* _TASK REQUIREMENTS_
Report every line in the rows that contains the string "legend", with case counting.

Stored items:
* * *

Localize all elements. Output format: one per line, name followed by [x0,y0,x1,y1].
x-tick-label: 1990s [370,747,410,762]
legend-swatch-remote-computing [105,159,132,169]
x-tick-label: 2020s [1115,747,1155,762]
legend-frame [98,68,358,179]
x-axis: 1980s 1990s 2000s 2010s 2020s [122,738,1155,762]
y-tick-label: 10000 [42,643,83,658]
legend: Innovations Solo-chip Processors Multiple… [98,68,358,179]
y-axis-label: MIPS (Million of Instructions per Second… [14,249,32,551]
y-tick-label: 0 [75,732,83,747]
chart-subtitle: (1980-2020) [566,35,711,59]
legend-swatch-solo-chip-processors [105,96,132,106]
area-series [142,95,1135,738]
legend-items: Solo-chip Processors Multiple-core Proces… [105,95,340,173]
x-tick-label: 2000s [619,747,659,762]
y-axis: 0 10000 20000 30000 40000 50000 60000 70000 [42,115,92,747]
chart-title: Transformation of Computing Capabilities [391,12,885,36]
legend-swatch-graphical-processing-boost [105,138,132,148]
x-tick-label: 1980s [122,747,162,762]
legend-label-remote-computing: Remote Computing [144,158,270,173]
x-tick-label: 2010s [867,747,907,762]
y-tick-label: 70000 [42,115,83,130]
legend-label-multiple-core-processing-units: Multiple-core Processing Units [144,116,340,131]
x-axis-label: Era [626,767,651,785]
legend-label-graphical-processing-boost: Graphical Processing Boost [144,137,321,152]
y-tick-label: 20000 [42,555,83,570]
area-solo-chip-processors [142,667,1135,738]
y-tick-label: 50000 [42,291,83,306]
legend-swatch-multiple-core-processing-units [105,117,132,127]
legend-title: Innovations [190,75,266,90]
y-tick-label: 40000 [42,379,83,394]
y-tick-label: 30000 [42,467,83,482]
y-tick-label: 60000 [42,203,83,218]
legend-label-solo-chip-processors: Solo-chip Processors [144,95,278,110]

* * *

* _FULL RESPONSE_
legend-swatch-remote-computing [105,159,132,169]
legend-frame [98,68,358,179]
legend: Innovations Solo-chip Processors Multiple… [98,68,358,179]
legend-swatch-solo-chip-processors [105,96,132,106]
legend-items: Solo-chip Processors Multiple-core Proces… [105,95,340,173]
legend-swatch-graphical-processing-boost [105,138,132,148]
legend-label-remote-computing: Remote Computing [144,158,270,173]
legend-label-multiple-core-processing-units: Multiple-core Processing Units [144,116,340,131]
legend-label-graphical-processing-boost: Graphical Processing Boost [144,137,321,152]
legend-swatch-multiple-core-processing-units [105,117,132,127]
legend-title: Innovations [190,75,266,90]
legend-label-solo-chip-processors: Solo-chip Processors [144,95,278,110]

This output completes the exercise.